◆ **Available records**
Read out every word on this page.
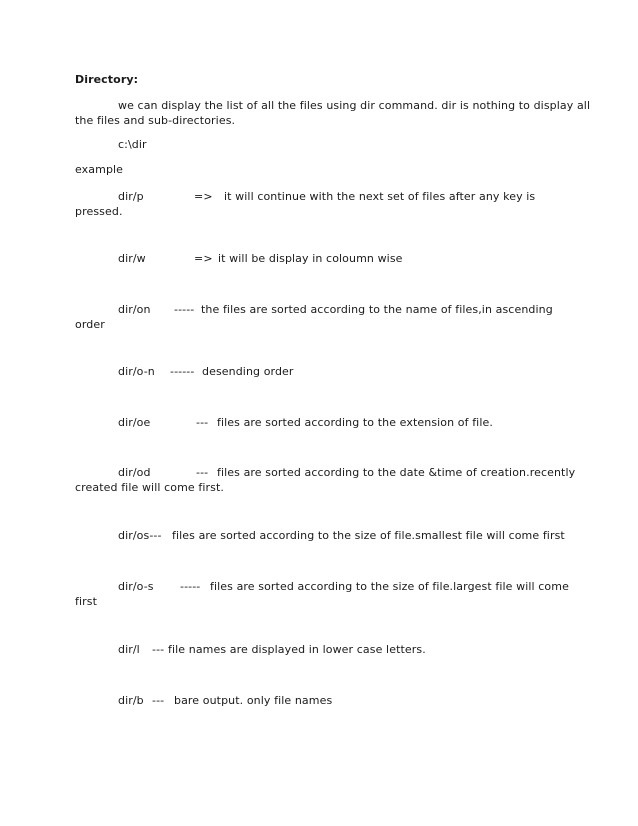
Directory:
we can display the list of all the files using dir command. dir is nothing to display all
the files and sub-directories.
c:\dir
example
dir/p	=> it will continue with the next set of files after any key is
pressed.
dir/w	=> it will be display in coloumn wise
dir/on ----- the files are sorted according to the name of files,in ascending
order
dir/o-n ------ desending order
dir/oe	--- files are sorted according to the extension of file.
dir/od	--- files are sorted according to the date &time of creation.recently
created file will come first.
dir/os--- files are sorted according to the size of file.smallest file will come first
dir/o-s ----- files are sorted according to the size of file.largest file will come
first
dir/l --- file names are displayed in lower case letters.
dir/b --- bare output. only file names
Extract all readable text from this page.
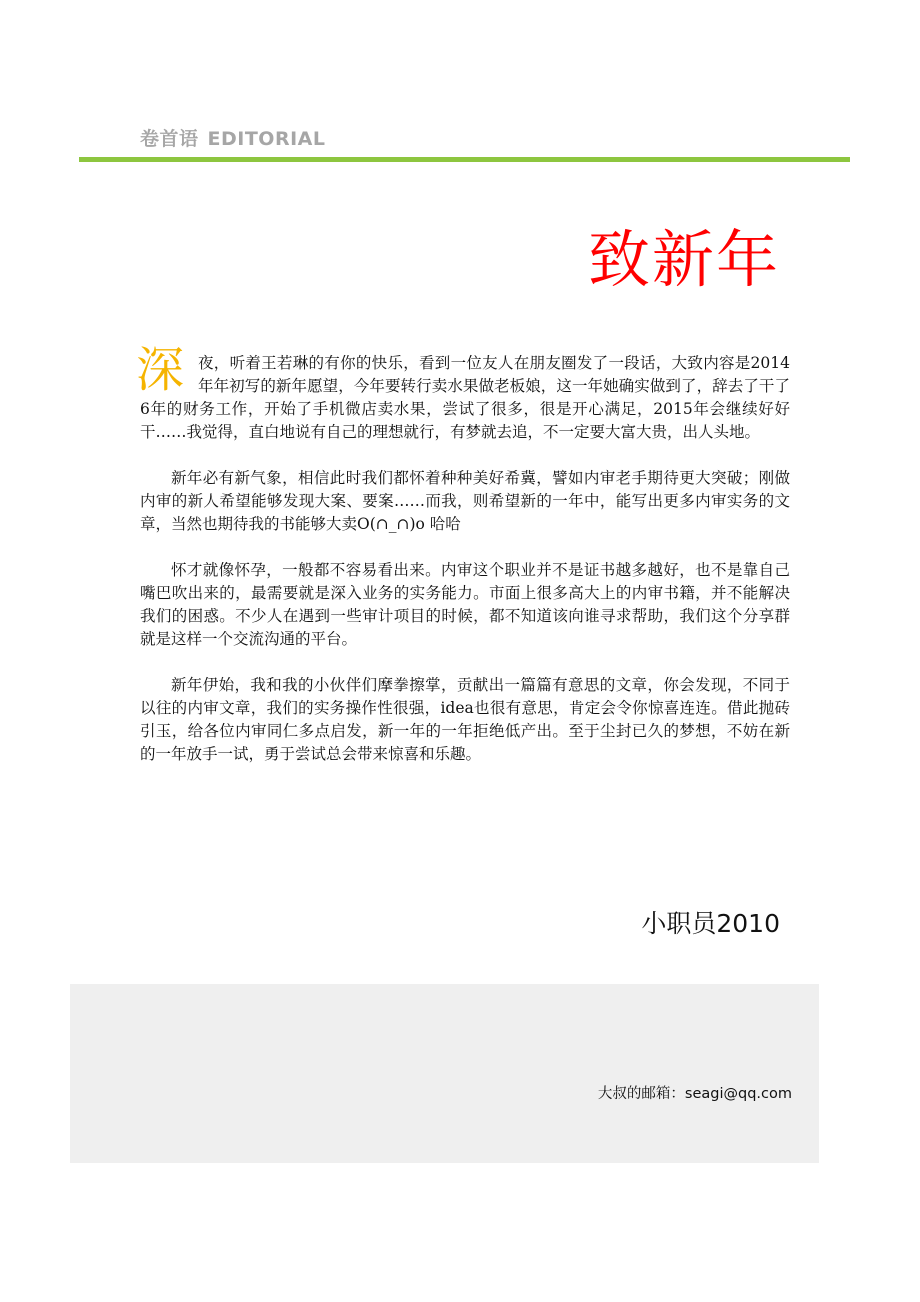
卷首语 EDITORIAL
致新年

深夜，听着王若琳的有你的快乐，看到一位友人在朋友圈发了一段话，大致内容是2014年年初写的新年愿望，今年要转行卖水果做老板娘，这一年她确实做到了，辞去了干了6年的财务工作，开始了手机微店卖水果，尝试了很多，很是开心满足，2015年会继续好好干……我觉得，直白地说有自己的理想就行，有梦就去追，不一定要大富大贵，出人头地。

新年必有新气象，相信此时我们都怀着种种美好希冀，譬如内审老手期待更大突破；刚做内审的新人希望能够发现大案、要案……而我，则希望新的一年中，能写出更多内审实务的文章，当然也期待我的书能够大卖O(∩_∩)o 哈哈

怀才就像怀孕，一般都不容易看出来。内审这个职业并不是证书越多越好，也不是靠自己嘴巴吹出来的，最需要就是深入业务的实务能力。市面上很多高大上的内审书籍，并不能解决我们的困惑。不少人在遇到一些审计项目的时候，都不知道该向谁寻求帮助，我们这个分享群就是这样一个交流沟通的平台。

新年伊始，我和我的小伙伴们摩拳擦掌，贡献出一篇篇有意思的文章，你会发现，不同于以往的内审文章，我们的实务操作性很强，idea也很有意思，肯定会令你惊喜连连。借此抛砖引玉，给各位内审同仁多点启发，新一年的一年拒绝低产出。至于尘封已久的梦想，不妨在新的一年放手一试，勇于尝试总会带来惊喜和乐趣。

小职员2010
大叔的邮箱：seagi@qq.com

==

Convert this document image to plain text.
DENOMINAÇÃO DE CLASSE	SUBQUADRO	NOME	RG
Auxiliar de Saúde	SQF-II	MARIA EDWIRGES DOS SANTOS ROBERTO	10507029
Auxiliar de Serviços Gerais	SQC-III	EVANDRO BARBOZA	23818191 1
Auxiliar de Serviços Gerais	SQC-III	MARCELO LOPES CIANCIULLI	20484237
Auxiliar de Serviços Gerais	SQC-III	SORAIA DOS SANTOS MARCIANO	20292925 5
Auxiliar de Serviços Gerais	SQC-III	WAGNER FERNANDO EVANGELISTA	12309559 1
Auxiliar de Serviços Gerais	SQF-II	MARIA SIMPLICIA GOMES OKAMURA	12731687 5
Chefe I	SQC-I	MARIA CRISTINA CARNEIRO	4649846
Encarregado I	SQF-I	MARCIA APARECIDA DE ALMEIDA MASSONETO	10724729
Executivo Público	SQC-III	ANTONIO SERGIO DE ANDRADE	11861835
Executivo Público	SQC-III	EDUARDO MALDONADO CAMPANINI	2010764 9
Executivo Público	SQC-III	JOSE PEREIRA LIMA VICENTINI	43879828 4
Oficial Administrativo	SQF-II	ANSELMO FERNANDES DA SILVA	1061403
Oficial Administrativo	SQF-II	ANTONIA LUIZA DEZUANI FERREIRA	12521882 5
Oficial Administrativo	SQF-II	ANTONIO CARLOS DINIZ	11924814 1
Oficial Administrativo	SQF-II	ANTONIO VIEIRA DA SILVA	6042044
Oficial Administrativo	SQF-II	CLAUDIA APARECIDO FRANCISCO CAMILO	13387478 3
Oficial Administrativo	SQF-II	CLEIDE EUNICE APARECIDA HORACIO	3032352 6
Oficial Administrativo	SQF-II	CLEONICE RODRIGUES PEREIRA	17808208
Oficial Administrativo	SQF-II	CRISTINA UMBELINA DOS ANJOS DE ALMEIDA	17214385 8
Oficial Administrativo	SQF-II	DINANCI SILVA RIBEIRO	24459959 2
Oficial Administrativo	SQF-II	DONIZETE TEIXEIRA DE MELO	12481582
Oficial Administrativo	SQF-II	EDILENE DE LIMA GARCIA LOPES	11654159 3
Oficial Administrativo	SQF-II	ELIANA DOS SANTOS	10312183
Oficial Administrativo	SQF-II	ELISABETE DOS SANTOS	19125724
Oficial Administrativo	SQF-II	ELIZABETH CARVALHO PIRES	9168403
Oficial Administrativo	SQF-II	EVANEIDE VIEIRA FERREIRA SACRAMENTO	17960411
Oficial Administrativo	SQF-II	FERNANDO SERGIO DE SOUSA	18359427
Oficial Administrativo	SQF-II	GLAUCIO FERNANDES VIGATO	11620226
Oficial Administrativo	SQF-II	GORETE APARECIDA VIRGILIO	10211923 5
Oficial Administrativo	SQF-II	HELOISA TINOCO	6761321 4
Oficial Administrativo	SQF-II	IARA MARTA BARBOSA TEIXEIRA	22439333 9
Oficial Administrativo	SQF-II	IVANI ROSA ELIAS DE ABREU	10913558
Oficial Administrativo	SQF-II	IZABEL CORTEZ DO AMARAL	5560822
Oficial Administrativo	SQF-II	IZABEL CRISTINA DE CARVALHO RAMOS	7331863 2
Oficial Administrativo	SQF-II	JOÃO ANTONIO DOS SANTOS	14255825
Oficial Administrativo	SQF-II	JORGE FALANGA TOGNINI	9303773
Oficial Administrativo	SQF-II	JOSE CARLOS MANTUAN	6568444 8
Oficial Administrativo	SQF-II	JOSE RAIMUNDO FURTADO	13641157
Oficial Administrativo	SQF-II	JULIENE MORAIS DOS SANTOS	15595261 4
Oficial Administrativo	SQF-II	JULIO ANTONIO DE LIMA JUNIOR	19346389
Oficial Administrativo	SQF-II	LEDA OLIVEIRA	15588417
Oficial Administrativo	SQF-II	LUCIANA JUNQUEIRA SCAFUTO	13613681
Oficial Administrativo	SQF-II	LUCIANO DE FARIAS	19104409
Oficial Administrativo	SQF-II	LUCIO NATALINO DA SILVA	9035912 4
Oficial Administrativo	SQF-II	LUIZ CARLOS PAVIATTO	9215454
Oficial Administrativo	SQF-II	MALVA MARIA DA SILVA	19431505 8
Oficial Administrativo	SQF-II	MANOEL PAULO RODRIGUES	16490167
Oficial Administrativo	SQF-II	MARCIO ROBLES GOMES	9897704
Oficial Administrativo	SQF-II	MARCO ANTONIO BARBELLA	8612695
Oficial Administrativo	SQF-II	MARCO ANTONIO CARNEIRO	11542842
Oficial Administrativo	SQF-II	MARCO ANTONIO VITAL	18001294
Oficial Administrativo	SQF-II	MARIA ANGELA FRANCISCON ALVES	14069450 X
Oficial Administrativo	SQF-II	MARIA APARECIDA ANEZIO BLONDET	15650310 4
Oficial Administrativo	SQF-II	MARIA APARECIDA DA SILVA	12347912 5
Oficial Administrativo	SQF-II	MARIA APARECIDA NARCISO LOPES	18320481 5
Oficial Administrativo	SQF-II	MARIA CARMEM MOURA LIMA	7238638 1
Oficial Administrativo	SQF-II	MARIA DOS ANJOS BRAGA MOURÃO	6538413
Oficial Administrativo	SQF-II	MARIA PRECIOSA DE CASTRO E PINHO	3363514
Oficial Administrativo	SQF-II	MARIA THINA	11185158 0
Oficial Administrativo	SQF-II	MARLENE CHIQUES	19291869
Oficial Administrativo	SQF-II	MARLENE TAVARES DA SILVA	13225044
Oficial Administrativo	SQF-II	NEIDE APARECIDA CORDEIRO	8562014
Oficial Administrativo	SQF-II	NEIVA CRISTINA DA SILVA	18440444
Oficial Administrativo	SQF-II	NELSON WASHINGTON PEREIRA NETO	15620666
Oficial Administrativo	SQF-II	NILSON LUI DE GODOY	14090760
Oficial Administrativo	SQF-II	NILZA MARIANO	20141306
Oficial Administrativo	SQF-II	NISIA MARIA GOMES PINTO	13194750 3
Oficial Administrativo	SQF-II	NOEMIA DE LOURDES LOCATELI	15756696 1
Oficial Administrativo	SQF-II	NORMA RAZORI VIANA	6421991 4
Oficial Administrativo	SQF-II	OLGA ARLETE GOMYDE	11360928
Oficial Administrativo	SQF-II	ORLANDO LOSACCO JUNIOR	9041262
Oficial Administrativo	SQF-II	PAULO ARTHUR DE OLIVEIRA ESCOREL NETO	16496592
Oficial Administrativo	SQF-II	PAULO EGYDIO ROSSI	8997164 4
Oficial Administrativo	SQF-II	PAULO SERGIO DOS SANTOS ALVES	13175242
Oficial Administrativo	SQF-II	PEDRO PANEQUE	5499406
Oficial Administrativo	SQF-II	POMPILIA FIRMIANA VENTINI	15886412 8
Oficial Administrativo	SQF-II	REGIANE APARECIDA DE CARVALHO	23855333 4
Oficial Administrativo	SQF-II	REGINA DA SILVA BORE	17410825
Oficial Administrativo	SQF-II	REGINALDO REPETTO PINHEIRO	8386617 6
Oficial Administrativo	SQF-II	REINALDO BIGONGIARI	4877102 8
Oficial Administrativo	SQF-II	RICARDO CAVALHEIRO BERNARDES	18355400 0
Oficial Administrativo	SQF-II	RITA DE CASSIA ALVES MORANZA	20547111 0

==

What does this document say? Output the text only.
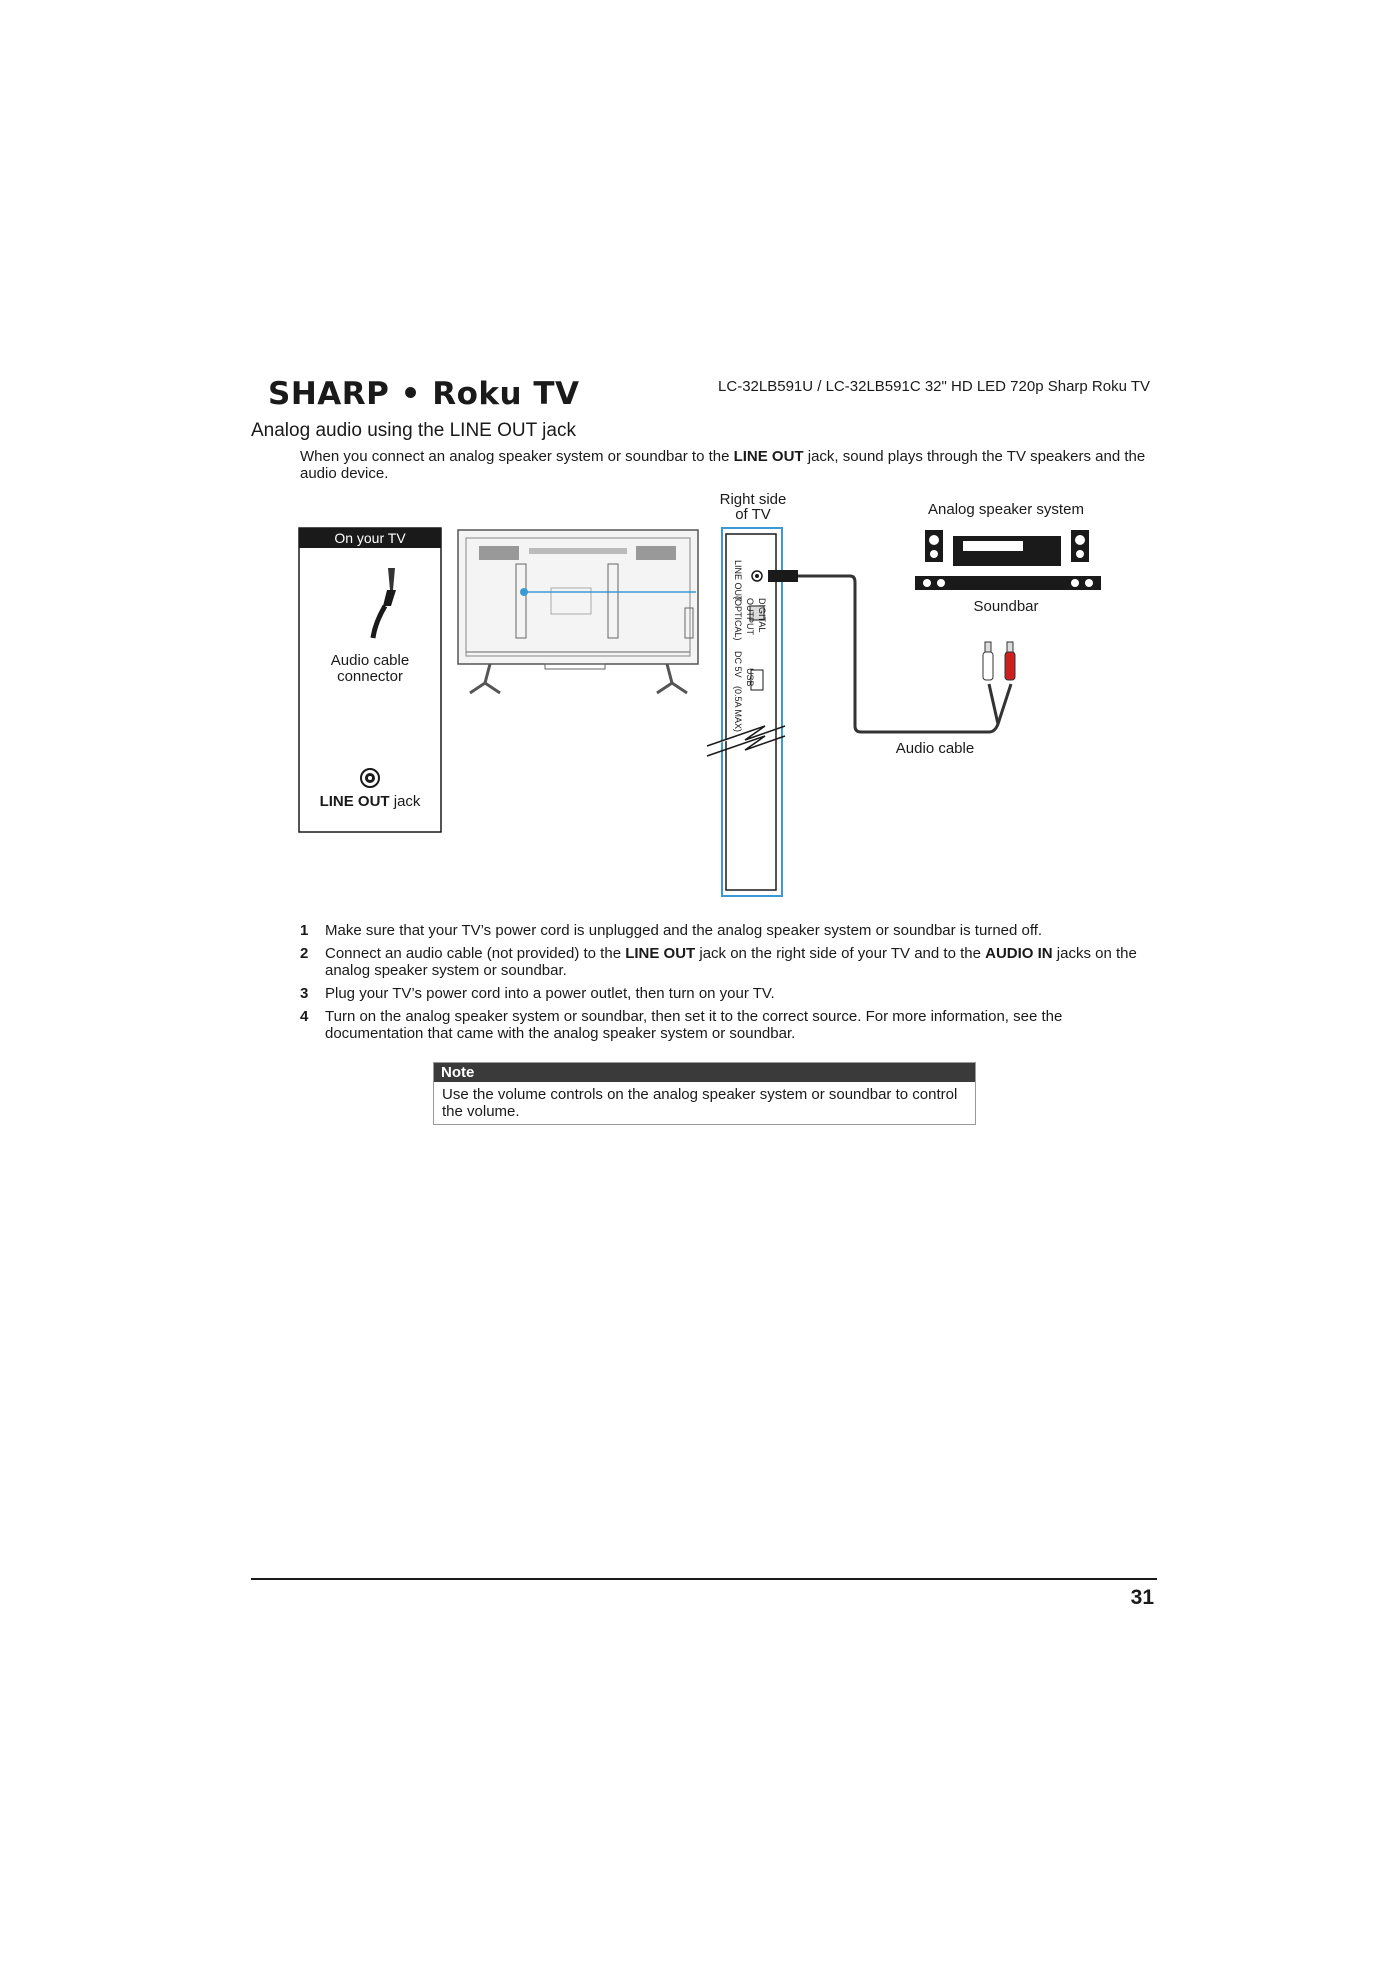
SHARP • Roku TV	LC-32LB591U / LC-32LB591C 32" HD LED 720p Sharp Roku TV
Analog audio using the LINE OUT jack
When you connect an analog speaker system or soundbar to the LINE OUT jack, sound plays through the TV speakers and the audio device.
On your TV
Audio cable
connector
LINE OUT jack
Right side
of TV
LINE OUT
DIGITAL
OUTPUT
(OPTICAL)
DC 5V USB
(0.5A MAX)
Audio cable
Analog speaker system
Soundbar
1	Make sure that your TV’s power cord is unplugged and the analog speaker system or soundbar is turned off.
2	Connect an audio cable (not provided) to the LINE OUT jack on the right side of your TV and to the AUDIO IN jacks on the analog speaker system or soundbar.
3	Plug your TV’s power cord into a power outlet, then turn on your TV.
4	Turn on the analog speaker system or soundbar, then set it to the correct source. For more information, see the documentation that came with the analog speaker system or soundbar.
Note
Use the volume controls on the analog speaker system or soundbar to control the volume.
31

◆ **Written exercise**
From the data above, copy each line that has the string "GOMES".

◆ **Task answer**
Auxiliar de Serviços Gerais	SQF-II	MARIA SIMPLICIA GOMES OKAMURA	12731687 5
Oficial Administrativo	SQF-II	MARCIO ROBLES GOMES	9897704
Oficial Administrativo	SQF-II	NISIA MARIA GOMES PINTO	13194750 3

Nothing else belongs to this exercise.